##### Текст для изучения

Занимался Леонардо и архитектурой, поскольку занимал должность придворного архитектора и инженера. Он руководил завершением и перестройкой многих зданий, давал советы по фортификации. В 1488 году вместе с самым знаменитым архитектором эпохи Высокого Возрождения Браманте и несколькими другими архитекторами он представил на конкурс проект центрального купола Миланского собора: планы и деревянную модель. Леонардо и Браманте, который также был и выдающимся живописцем, были в дружеских отношениях, несмотря на то, что по проектам Браманте было построено множество сооружений, а ни один из архитектурных проектов Леонардо так и не был принят при его жизни, хотя они зачастую поражают своей грандиозностью. Некоторые из его проектов, в которых идея круга возведена в абсолют, так перегружены куполами, что напоминают памятники многокупольной византийской или русской архитектуры. Или другой впечатляющий проект – Леонардо совершенно серьезно предлагал турецкому султану построить колоссальный мост через Босфор, столь высокий, что под ним смогли бы проходить самые большие суда. Эта идея, как известно, была со временем воплощена в жизнь, причем многократно – на сегодняшний день построено четыре моста через Босфор. Герцогу же Леонардо предлагал построить для членов семьи мавзолей в египетском стиле диаметром около 60 метров и высотой около 15 метров.

Много времени Леонардо уделял изучению математики, полагая, что именно в ней содержатся ответы на загадки мироздания. Он писал: «Тот, кто порицает высшую точность математики, кормится за счет путаницы и никогда не отступится от уловок софистических наук, порождающих бесконечную болтовню». Его ближайшим товарищем в то время был францисканец Лука Пачоли, преподаватель математики, который дружил со многими художниками. Это общение было плодотворным – Пачоли написал учебник «О Божественной пропорции», а Леонардо сделал для него иллюстрации. В основном это были изображения многогранников, которые, как считалось, имеют магическое значение.

Обрел ли Леонардо счастье при дворе Сфорца? Похоже, что придворная жизнь не была ему по нраву. Ряд его проектов провалились. Неутешительные результаты давали эксперименты с фиксацией красок, ничем закончились дорогостоящие попытки повернуть реку Арно, катастрофой обернулась идея автоматизировать кухню Лодовико Сфорца… Все это заставляло Леонардо страдать от неуверенности в себе, сомневаться в ценности своих произведений и замыслов. В то же время поражает его стойкость перед лицом житейских невзгод. Он подкреплял свою волю к работе позитивными утверждениями, которые записывал себе в книжку. Вот лишь некоторые образцы подобных «самовнушений»:

 

«Я ни на миг не перестаю пахать свою борозду».

«Никакие препятствия не в силах меня сломить».

«Твердостью можно одолеть любые преграды».

«Я буду продолжать свой труд во что бы то ни стало».

«Я никогда не устану приносить пользу».

##########
##### Исходные данные

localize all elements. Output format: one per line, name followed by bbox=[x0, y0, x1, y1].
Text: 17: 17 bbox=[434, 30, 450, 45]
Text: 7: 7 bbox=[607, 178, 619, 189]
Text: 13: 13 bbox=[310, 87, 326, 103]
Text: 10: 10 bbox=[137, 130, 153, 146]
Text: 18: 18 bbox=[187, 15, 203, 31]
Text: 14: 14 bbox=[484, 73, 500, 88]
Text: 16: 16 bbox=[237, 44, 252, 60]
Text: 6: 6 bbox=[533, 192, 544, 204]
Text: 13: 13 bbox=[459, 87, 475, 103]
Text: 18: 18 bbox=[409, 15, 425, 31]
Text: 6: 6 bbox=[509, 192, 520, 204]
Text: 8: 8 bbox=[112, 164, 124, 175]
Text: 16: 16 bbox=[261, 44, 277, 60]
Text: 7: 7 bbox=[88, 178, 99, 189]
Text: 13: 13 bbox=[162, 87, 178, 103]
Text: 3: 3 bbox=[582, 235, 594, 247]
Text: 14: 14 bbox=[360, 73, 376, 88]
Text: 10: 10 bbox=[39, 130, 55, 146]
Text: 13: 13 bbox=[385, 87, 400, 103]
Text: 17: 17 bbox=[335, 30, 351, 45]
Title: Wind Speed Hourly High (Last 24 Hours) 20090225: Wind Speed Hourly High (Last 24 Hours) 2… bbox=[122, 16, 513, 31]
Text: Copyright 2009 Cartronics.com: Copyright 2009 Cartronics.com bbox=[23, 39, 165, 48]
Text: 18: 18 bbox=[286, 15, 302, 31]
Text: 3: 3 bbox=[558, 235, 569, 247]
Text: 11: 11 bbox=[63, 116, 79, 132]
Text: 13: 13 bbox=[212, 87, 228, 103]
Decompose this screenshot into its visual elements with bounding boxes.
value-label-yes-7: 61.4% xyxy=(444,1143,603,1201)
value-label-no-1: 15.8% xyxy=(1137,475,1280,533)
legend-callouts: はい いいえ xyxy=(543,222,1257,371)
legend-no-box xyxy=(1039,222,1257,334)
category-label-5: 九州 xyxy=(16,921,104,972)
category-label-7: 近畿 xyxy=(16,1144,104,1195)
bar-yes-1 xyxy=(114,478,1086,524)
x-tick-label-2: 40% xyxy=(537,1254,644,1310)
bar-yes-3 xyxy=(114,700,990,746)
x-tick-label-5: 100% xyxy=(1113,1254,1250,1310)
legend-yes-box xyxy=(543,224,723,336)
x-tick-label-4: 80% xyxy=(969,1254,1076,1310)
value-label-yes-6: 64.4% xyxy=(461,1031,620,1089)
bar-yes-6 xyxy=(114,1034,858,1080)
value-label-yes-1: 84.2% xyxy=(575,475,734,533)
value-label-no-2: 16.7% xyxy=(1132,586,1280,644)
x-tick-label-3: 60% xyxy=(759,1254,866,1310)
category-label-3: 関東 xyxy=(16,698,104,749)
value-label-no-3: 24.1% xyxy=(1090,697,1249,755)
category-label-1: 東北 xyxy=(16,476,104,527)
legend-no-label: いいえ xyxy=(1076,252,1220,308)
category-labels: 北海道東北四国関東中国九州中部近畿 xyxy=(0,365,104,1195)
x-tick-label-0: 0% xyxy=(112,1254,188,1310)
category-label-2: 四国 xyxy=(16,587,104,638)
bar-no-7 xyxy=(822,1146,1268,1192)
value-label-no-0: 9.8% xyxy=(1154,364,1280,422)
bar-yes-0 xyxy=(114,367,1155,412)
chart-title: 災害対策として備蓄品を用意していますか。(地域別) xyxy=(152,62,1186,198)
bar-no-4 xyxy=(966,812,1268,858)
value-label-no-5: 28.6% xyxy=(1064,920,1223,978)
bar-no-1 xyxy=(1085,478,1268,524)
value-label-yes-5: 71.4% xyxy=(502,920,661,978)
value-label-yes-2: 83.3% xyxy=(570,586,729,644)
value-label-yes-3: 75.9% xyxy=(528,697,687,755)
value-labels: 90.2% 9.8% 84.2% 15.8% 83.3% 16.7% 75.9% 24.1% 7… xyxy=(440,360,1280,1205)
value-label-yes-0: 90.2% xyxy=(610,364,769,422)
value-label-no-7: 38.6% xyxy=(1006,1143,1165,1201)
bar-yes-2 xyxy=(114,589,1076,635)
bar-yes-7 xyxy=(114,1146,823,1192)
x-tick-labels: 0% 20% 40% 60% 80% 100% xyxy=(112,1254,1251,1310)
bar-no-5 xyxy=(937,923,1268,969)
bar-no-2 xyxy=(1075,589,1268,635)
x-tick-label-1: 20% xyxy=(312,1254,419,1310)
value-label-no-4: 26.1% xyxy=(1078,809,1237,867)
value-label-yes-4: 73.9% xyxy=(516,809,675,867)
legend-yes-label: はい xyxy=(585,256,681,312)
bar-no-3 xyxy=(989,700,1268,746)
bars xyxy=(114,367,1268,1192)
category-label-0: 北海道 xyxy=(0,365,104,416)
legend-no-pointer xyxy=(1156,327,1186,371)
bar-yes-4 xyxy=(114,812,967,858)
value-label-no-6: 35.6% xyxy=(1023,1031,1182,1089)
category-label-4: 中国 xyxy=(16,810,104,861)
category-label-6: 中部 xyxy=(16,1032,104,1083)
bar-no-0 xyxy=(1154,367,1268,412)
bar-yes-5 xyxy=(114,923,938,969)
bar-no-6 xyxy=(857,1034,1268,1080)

##########

■ **Задания**:
#1 Ответьте по тексту о Леонардо на вопросы:
(а) В каком году Леонардо вместе с Браманте представил на конкурс проект центрального купола Миланского собора?
(б) Кто написал учебник «О Божественной пропорции»?
(в) Куда Леонардо записывал позитивные утверждения, подкреплявшие его волю к работе?
#2 Перескажите в виде списка абзац текста о Леонардо, начинающийся словами «Много времени Леонардо уделял изучению математики», сохранив основные факты.

■ **Ответы**:
#1
(а) В 1488 году.
(б) Францисканец Лука Пачоли.
(в) Себе в книжку.

#2
- Леонардо много занимался математикой и полагал, что в ней содержатся ответы на загадки мироздания.
- Тех, кто порицает точность математики, он считал приверженцами уловок софистических наук.
- Его ближайшим товарищем в то время был францисканец Лука Пачоли, преподаватель математики.
- Пачоли написал учебник «О Божественной пропорции», а Леонардо сделал к нему иллюстрации.
- На иллюстрациях были в основном многогранники, которым приписывали магическое значение.